*Items:*
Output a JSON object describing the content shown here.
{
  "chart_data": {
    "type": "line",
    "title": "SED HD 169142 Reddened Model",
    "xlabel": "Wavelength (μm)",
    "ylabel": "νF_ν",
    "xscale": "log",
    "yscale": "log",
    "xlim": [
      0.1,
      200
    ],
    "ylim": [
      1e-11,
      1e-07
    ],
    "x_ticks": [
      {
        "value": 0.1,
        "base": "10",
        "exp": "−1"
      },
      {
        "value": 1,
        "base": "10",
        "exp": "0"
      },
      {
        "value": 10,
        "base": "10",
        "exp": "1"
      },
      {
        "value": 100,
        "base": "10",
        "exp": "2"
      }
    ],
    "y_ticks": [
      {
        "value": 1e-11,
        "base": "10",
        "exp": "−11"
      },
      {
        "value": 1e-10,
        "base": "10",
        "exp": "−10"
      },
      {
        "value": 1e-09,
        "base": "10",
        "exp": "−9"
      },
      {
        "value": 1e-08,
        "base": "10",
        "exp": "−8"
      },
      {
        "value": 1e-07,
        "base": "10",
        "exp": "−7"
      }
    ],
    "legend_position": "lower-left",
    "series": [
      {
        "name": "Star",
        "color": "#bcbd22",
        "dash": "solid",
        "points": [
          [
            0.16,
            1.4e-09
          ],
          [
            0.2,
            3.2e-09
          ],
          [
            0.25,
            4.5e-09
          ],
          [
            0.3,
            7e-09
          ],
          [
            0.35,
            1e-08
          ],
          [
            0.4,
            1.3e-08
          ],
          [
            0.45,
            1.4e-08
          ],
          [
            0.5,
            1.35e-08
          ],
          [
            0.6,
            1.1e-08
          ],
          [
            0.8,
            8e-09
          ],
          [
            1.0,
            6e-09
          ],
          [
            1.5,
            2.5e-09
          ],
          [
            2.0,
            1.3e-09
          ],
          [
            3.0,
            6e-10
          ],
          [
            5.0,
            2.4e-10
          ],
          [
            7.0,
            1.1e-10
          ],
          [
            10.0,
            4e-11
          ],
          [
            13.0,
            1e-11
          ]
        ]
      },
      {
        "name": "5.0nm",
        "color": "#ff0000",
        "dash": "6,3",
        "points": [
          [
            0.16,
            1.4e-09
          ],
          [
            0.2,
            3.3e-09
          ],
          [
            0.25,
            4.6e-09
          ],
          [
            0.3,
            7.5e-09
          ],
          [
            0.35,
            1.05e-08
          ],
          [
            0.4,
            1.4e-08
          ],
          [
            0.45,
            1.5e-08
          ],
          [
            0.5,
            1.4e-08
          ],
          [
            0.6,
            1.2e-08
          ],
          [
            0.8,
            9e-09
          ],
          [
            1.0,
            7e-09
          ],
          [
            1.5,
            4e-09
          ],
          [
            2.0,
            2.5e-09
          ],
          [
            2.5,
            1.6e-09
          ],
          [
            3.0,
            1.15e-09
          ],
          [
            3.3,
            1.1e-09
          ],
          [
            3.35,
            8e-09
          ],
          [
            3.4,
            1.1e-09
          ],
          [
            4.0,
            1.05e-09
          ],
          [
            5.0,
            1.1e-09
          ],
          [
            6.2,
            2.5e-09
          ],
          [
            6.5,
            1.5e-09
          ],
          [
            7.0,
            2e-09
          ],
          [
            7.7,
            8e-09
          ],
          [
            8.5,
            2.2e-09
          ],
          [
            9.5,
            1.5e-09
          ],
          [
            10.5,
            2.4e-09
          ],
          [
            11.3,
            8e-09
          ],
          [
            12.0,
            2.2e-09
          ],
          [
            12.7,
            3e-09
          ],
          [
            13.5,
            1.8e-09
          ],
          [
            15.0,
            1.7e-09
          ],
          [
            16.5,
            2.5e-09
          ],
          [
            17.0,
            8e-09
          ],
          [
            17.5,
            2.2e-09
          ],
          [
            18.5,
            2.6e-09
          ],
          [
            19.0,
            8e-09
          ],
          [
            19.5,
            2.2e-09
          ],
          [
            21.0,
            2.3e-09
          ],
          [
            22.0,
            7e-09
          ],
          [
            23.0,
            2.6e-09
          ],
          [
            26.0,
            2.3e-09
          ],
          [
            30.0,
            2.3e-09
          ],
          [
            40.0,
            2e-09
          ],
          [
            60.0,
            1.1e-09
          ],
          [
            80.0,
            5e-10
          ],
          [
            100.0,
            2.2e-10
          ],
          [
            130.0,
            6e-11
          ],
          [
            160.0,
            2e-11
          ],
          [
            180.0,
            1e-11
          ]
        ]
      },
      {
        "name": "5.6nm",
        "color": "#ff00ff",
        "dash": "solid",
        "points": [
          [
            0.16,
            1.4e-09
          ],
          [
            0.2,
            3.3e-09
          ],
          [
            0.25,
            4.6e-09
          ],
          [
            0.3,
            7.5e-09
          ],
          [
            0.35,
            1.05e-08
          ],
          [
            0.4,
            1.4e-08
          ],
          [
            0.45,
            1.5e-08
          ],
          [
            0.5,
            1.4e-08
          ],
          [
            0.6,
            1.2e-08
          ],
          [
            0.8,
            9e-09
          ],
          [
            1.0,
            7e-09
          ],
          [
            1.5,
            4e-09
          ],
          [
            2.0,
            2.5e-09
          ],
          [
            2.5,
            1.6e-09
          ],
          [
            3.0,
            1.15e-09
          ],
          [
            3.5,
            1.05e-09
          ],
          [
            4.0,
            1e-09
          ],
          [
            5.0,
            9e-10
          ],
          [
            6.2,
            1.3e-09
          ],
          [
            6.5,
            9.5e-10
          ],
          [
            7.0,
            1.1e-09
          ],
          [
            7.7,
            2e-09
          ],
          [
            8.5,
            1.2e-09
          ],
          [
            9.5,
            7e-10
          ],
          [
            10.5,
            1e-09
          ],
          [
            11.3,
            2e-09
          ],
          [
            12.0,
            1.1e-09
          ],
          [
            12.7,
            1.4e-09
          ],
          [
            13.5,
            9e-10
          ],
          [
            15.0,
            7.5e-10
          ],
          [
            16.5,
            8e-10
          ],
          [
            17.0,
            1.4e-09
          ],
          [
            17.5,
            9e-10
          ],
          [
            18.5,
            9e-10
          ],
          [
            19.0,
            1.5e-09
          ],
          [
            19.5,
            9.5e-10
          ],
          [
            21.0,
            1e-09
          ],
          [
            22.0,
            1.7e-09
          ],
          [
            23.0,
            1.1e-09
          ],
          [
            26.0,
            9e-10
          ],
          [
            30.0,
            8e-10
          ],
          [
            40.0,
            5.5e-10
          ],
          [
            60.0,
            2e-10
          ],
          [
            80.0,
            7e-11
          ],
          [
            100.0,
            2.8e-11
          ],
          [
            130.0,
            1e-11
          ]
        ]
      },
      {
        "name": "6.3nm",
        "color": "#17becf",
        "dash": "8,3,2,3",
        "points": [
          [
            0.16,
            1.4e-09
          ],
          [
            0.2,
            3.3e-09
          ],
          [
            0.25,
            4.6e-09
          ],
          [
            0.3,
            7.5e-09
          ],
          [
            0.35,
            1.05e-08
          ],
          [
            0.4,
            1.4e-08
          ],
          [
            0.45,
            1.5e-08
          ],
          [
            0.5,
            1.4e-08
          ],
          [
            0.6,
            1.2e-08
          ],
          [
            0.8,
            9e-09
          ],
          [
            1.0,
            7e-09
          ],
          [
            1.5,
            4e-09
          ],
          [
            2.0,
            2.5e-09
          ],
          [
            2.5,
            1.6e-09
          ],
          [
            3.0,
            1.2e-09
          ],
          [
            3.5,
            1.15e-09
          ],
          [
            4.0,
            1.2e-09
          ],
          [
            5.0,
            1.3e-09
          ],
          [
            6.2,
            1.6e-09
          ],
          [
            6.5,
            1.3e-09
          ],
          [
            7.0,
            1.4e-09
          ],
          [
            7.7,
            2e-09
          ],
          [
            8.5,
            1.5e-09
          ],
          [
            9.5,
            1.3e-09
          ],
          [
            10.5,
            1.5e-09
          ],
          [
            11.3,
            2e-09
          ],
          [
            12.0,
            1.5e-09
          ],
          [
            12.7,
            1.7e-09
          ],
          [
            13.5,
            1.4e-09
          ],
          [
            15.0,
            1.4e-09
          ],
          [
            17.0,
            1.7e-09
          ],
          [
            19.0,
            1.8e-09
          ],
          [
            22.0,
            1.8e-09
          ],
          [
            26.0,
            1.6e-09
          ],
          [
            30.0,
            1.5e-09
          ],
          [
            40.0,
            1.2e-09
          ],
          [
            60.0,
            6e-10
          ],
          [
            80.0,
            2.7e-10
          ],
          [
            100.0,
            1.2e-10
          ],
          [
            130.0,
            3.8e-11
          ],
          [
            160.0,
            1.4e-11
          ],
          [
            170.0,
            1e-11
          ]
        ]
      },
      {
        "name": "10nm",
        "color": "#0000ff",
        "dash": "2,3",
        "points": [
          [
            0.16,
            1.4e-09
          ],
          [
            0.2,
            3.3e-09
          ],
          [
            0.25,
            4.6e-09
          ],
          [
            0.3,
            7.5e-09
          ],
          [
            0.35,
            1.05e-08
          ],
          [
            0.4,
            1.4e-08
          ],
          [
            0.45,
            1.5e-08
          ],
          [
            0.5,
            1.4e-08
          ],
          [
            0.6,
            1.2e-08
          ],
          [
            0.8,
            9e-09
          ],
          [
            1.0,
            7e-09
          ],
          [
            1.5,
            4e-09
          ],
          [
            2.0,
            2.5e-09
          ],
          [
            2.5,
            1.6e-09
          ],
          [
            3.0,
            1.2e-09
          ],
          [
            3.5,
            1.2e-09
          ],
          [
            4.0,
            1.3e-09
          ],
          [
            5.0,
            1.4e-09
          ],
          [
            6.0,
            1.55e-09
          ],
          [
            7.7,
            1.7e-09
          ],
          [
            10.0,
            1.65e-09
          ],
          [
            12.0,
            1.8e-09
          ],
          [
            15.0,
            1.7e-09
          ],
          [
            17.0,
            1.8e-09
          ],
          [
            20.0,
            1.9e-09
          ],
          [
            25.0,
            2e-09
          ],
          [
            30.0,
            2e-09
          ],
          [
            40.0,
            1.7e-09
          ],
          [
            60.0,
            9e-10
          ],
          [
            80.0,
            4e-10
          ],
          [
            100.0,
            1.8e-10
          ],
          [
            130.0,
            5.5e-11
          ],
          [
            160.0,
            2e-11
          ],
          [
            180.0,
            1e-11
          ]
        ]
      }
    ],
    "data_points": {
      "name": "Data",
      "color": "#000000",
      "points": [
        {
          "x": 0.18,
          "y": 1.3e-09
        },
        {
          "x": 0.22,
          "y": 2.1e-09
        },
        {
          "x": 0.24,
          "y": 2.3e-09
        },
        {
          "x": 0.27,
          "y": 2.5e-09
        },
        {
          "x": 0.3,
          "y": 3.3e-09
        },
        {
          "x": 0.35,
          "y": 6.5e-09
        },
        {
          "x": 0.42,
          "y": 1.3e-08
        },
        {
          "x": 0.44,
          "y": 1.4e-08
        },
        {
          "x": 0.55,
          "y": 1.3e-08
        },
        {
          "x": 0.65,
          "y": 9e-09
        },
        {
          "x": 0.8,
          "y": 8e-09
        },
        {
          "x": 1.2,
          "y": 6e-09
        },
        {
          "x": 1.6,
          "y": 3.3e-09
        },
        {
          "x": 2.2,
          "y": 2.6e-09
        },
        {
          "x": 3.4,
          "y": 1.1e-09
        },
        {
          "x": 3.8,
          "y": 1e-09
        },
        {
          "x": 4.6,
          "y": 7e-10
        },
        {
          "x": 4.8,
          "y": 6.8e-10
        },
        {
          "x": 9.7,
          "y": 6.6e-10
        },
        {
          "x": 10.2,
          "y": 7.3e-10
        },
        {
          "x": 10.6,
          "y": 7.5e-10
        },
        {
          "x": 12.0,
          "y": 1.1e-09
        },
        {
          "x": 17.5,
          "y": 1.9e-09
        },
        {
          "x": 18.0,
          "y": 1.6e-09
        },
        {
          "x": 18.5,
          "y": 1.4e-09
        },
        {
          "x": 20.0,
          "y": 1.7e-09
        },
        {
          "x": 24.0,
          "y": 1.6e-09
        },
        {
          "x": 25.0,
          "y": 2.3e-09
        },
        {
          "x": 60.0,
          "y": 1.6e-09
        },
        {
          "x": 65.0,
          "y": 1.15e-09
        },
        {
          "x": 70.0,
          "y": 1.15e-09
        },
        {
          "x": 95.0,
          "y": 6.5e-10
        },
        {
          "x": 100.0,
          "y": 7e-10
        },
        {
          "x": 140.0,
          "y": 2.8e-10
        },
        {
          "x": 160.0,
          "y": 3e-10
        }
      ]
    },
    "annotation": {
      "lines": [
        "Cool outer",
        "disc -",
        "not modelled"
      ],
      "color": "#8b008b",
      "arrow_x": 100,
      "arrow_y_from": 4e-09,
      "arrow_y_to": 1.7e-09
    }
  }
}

*Exercise instructions:*
Find out how many lines in the listing contain the string "color". Give the number alone.

*Response:*
7